Could you copy out every line of the records below word for word, leaving out the pictures?

— start RECORDS FOR THE TASK —

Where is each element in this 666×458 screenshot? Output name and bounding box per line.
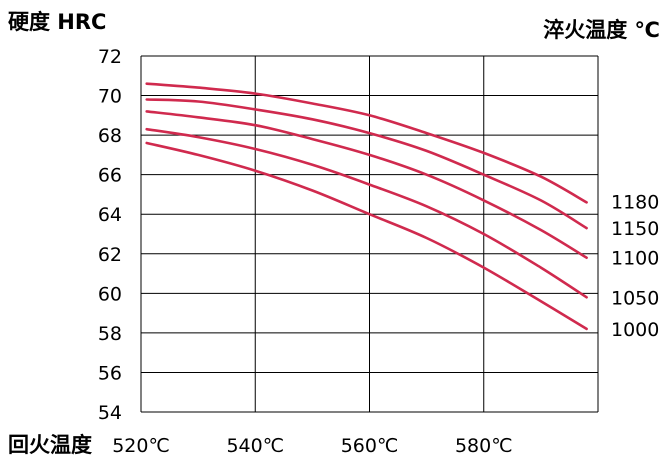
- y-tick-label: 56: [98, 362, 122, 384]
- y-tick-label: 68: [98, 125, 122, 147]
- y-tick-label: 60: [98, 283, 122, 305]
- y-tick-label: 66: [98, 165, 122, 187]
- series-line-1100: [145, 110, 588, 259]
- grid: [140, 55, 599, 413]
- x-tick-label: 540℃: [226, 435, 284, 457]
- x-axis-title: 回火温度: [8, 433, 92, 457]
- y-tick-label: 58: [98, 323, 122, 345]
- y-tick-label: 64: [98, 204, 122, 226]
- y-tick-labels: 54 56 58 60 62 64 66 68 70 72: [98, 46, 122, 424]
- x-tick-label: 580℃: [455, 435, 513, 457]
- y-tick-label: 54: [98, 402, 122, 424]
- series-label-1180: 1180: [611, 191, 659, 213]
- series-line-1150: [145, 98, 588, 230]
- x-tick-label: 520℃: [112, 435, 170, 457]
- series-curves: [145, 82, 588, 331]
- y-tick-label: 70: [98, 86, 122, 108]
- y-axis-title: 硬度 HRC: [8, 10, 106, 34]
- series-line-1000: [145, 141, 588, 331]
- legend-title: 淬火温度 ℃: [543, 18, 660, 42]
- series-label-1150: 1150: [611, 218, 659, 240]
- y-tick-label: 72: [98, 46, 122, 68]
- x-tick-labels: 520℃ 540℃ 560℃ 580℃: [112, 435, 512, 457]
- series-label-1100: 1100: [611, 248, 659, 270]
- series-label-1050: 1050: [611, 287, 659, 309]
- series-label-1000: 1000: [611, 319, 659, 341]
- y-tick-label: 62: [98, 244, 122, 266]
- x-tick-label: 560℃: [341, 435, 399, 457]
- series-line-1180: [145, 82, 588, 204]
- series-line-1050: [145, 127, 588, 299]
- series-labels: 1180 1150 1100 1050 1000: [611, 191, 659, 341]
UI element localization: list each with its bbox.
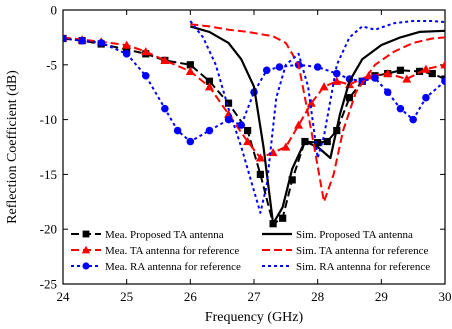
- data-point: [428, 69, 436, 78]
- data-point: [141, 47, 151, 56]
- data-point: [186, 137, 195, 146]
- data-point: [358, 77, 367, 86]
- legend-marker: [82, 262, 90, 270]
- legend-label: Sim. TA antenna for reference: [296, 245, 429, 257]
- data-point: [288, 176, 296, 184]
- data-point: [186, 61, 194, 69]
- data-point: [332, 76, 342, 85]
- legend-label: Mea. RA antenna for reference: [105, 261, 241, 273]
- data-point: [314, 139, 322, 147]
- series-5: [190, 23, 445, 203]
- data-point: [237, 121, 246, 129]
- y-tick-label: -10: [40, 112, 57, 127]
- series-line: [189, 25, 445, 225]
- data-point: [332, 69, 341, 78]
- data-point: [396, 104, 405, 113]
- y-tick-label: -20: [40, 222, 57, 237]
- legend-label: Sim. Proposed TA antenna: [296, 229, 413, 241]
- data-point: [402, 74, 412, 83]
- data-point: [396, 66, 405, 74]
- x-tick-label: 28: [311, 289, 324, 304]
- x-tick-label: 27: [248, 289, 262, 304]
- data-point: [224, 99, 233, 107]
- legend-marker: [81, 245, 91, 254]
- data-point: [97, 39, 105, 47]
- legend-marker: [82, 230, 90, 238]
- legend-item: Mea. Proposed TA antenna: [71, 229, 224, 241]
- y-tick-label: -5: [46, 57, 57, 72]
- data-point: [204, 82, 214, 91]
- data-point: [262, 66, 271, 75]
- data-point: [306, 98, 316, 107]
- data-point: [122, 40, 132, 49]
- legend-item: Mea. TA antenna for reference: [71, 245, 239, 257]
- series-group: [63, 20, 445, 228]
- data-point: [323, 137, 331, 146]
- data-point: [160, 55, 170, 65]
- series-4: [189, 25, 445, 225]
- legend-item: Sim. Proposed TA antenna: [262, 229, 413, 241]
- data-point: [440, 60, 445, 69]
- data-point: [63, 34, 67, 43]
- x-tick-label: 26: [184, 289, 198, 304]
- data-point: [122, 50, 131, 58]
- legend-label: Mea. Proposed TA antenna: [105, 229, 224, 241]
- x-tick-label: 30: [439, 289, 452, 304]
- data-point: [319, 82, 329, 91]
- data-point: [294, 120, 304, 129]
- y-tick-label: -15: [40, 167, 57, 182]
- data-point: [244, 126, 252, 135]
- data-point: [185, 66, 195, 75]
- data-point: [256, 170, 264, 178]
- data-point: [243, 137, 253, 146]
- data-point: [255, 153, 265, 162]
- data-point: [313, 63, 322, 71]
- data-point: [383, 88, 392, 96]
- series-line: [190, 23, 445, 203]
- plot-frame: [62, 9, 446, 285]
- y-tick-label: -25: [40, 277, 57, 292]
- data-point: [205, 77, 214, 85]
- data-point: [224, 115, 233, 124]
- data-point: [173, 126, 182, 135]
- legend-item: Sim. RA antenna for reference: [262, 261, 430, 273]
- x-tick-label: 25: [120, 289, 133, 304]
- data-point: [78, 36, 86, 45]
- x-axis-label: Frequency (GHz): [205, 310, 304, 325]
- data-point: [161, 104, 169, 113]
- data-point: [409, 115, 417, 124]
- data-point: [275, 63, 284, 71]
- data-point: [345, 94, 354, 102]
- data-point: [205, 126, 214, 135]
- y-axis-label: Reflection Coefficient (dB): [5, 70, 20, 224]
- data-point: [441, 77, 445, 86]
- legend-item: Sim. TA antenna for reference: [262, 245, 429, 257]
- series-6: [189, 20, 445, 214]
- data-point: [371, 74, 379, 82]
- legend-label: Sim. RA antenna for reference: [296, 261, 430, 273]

— end RECORDS FOR THE TASK —

COMPLETE RESPONSE:
Where is each element in this 666×458 screenshot? Output name and bounding box per line.
- y-tick-label: 56: [98, 362, 122, 384]
- y-tick-label: 68: [98, 125, 122, 147]
- y-tick-label: 60: [98, 283, 122, 305]
- y-tick-label: 66: [98, 165, 122, 187]
- series-line-1100: [145, 110, 588, 259]
- grid: [140, 55, 599, 413]
- x-tick-label: 540℃: [226, 435, 284, 457]
- x-axis-title: 回火温度: [8, 433, 92, 457]
- y-tick-label: 58: [98, 323, 122, 345]
- y-tick-label: 64: [98, 204, 122, 226]
- y-tick-labels: 54 56 58 60 62 64 66 68 70 72: [98, 46, 122, 424]
- x-tick-label: 580℃: [455, 435, 513, 457]
- y-tick-label: 54: [98, 402, 122, 424]
- series-label-1180: 1180: [611, 191, 659, 213]
- series-line-1150: [145, 98, 588, 230]
- x-tick-label: 520℃: [112, 435, 170, 457]
- series-curves: [145, 82, 588, 331]
- y-tick-label: 70: [98, 86, 122, 108]
- y-axis-title: 硬度 HRC: [8, 10, 106, 34]
- series-line-1000: [145, 141, 588, 331]
- legend-title: 淬火温度 ℃: [543, 18, 660, 42]
- series-label-1150: 1150: [611, 218, 659, 240]
- y-tick-label: 72: [98, 46, 122, 68]
- x-tick-labels: 520℃ 540℃ 560℃ 580℃: [112, 435, 512, 457]
- series-label-1100: 1100: [611, 248, 659, 270]
- series-label-1050: 1050: [611, 287, 659, 309]
- series-label-1000: 1000: [611, 319, 659, 341]
- y-tick-label: 62: [98, 244, 122, 266]
- x-tick-label: 560℃: [341, 435, 399, 457]
- series-line-1180: [145, 82, 588, 204]
- series-line-1050: [145, 127, 588, 299]
- series-labels: 1180 1150 1100 1050 1000: [611, 191, 659, 341]
UI element localization: list each with its bbox.
- data-point: [428, 69, 436, 78]
- data-point: [141, 47, 151, 56]
- data-point: [186, 137, 195, 146]
- data-point: [358, 77, 367, 86]
- legend-marker: [82, 262, 90, 270]
- legend-label: Sim. TA antenna for reference: [296, 245, 429, 257]
- data-point: [288, 176, 296, 184]
- data-point: [186, 61, 194, 69]
- data-point: [332, 76, 342, 85]
- legend-label: Mea. RA antenna for reference: [105, 261, 241, 273]
- data-point: [314, 139, 322, 147]
- series-5: [190, 23, 445, 203]
- data-point: [237, 121, 246, 129]
- y-tick-label: -10: [40, 112, 57, 127]
- series-line: [189, 25, 445, 225]
- data-point: [332, 69, 341, 78]
- data-point: [396, 104, 405, 113]
- y-tick-label: -20: [40, 222, 57, 237]
- legend-label: Sim. Proposed TA antenna: [296, 229, 413, 241]
- data-point: [402, 74, 412, 83]
- data-point: [396, 66, 405, 74]
- x-tick-label: 28: [311, 289, 324, 304]
- x-tick-label: 27: [248, 289, 262, 304]
- data-point: [224, 99, 233, 107]
- legend-marker: [81, 245, 91, 254]
- data-point: [97, 39, 105, 47]
- legend-marker: [82, 230, 90, 238]
- legend-item: Mea. Proposed TA antenna: [71, 229, 224, 241]
- y-tick-label: -5: [46, 57, 57, 72]
- data-point: [204, 82, 214, 91]
- data-point: [262, 66, 271, 75]
- data-point: [306, 98, 316, 107]
- data-point: [122, 40, 132, 49]
- legend-item: Mea. TA antenna for reference: [71, 245, 239, 257]
- series-group: [63, 20, 445, 228]
- data-point: [323, 137, 331, 146]
- data-point: [160, 55, 170, 65]
- series-4: [189, 25, 445, 225]
- legend-item: Sim. Proposed TA antenna: [262, 229, 413, 241]
- data-point: [440, 60, 445, 69]
- data-point: [63, 34, 67, 43]
- x-tick-label: 26: [184, 289, 198, 304]
- data-point: [122, 50, 131, 58]
- legend-label: Mea. Proposed TA antenna: [105, 229, 224, 241]
- x-tick-label: 30: [439, 289, 452, 304]
- data-point: [319, 82, 329, 91]
- data-point: [294, 120, 304, 129]
- y-tick-label: -15: [40, 167, 57, 182]
- data-point: [244, 126, 252, 135]
- data-point: [185, 66, 195, 75]
- data-point: [256, 170, 264, 178]
- data-point: [243, 137, 253, 146]
- data-point: [255, 153, 265, 162]
- data-point: [313, 63, 322, 71]
- data-point: [383, 88, 392, 96]
- series-line: [190, 23, 445, 203]
- plot-frame: [62, 9, 446, 285]
- y-tick-label: -25: [40, 277, 57, 292]
- data-point: [205, 77, 214, 85]
- data-point: [224, 115, 233, 124]
- data-point: [173, 126, 182, 135]
- legend-item: Sim. RA antenna for reference: [262, 261, 430, 273]
- x-tick-label: 25: [120, 289, 133, 304]
- data-point: [78, 36, 86, 45]
- x-axis-label: Frequency (GHz): [205, 310, 304, 325]
- data-point: [161, 104, 169, 113]
- data-point: [409, 115, 417, 124]
- data-point: [275, 63, 284, 71]
- data-point: [345, 94, 354, 102]
- data-point: [205, 126, 214, 135]
- y-axis-label: Reflection Coefficient (dB): [5, 70, 20, 224]
- data-point: [441, 77, 445, 86]
- legend-item: Sim. TA antenna for reference: [262, 245, 429, 257]
- series-6: [189, 20, 445, 214]
- data-point: [371, 74, 379, 82]
- legend-label: Sim. RA antenna for reference: [296, 261, 430, 273]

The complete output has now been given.